►
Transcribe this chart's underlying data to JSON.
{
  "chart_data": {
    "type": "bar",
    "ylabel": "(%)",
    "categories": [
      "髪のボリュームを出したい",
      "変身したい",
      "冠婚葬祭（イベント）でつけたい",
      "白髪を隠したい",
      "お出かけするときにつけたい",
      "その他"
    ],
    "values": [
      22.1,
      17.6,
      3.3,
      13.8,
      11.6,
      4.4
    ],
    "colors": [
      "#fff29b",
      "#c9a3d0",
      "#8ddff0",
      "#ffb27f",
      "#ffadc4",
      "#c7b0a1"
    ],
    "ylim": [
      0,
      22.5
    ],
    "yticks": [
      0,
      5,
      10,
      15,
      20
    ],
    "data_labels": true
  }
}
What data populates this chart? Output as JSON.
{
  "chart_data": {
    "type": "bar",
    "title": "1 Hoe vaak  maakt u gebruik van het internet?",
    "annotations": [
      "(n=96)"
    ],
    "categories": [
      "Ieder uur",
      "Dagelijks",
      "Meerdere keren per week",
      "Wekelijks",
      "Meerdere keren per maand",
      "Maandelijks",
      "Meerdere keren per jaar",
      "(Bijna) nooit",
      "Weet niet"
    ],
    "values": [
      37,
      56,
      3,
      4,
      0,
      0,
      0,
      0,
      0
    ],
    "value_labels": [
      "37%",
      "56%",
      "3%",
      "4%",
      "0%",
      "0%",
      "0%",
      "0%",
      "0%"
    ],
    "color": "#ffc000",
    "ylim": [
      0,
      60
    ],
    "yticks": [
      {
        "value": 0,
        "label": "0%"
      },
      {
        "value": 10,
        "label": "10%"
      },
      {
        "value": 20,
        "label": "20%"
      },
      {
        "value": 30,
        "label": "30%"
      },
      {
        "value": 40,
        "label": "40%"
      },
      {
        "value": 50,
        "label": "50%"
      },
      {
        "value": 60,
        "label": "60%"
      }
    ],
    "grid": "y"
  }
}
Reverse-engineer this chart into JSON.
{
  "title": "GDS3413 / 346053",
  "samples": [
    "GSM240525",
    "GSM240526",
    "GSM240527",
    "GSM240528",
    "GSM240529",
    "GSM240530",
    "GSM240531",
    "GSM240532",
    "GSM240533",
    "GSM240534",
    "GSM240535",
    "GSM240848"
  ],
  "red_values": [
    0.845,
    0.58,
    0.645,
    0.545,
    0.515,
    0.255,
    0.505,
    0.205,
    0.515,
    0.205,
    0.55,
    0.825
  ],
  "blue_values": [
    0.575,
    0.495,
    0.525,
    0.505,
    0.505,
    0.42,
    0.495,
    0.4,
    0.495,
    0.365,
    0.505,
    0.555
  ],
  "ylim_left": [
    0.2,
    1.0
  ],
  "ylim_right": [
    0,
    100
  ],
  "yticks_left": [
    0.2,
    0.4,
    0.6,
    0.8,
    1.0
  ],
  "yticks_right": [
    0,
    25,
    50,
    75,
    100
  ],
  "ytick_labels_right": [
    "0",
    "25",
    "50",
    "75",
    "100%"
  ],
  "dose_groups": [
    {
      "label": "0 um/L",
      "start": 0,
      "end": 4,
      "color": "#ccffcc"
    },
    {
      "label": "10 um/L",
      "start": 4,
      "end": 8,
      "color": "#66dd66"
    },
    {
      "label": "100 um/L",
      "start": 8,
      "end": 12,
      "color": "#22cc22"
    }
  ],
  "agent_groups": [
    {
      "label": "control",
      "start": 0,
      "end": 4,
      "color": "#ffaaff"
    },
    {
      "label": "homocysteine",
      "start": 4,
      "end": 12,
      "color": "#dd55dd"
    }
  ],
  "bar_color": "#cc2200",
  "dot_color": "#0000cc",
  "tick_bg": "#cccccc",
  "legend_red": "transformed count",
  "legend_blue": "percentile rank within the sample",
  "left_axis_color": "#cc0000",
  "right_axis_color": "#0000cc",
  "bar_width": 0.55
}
◄
Write out the entries above once more, without altering anything.

* [Task result]
Transcribe this chart's underlying data to JSON.
{
  "chart_data": {
    "type": "bar",
    "ylabel": "(%)",
    "categories": [
      "髪のボリュームを出したい",
      "変身したい",
      "冠婚葬祭（イベント）でつけたい",
      "白髪を隠したい",
      "お出かけするときにつけたい",
      "その他"
    ],
    "values": [
      22.1,
      17.6,
      3.3,
      13.8,
      11.6,
      4.4
    ],
    "colors": [
      "#fff29b",
      "#c9a3d0",
      "#8ddff0",
      "#ffb27f",
      "#ffadc4",
      "#c7b0a1"
    ],
    "ylim": [
      0,
      22.5
    ],
    "yticks": [
      0,
      5,
      10,
      15,
      20
    ],
    "data_labels": true
  }
}
What data populates this chart? Output as JSON.
{
  "chart_data": {
    "type": "bar",
    "title": "1 Hoe vaak  maakt u gebruik van het internet?",
    "annotations": [
      "(n=96)"
    ],
    "categories": [
      "Ieder uur",
      "Dagelijks",
      "Meerdere keren per week",
      "Wekelijks",
      "Meerdere keren per maand",
      "Maandelijks",
      "Meerdere keren per jaar",
      "(Bijna) nooit",
      "Weet niet"
    ],
    "values": [
      37,
      56,
      3,
      4,
      0,
      0,
      0,
      0,
      0
    ],
    "value_labels": [
      "37%",
      "56%",
      "3%",
      "4%",
      "0%",
      "0%",
      "0%",
      "0%",
      "0%"
    ],
    "color": "#ffc000",
    "ylim": [
      0,
      60
    ],
    "yticks": [
      {
        "value": 0,
        "label": "0%"
      },
      {
        "value": 10,
        "label": "10%"
      },
      {
        "value": 20,
        "label": "20%"
      },
      {
        "value": 30,
        "label": "30%"
      },
      {
        "value": 40,
        "label": "40%"
      },
      {
        "value": 50,
        "label": "50%"
      },
      {
        "value": 60,
        "label": "60%"
      }
    ],
    "grid": "y"
  }
}
Reverse-engineer this chart into JSON.
{
  "title": "GDS3413 / 346053",
  "samples": [
    "GSM240525",
    "GSM240526",
    "GSM240527",
    "GSM240528",
    "GSM240529",
    "GSM240530",
    "GSM240531",
    "GSM240532",
    "GSM240533",
    "GSM240534",
    "GSM240535",
    "GSM240848"
  ],
  "red_values": [
    0.845,
    0.58,
    0.645,
    0.545,
    0.515,
    0.255,
    0.505,
    0.205,
    0.515,
    0.205,
    0.55,
    0.825
  ],
  "blue_values": [
    0.575,
    0.495,
    0.525,
    0.505,
    0.505,
    0.42,
    0.495,
    0.4,
    0.495,
    0.365,
    0.505,
    0.555
  ],
  "ylim_left": [
    0.2,
    1.0
  ],
  "ylim_right": [
    0,
    100
  ],
  "yticks_left": [
    0.2,
    0.4,
    0.6,
    0.8,
    1.0
  ],
  "yticks_right": [
    0,
    25,
    50,
    75,
    100
  ],
  "ytick_labels_right": [
    "0",
    "25",
    "50",
    "75",
    "100%"
  ],
  "dose_groups": [
    {
      "label": "0 um/L",
      "start": 0,
      "end": 4,
      "color": "#ccffcc"
    },
    {
      "label": "10 um/L",
      "start": 4,
      "end": 8,
      "color": "#66dd66"
    },
    {
      "label": "100 um/L",
      "start": 8,
      "end": 12,
      "color": "#22cc22"
    }
  ],
  "agent_groups": [
    {
      "label": "control",
      "start": 0,
      "end": 4,
      "color": "#ffaaff"
    },
    {
      "label": "homocysteine",
      "start": 4,
      "end": 12,
      "color": "#dd55dd"
    }
  ],
  "bar_color": "#cc2200",
  "dot_color": "#0000cc",
  "tick_bg": "#cccccc",
  "legend_red": "transformed count",
  "legend_blue": "percentile rank within the sample",
  "left_axis_color": "#cc0000",
  "right_axis_color": "#0000cc",
  "bar_width": 0.55
}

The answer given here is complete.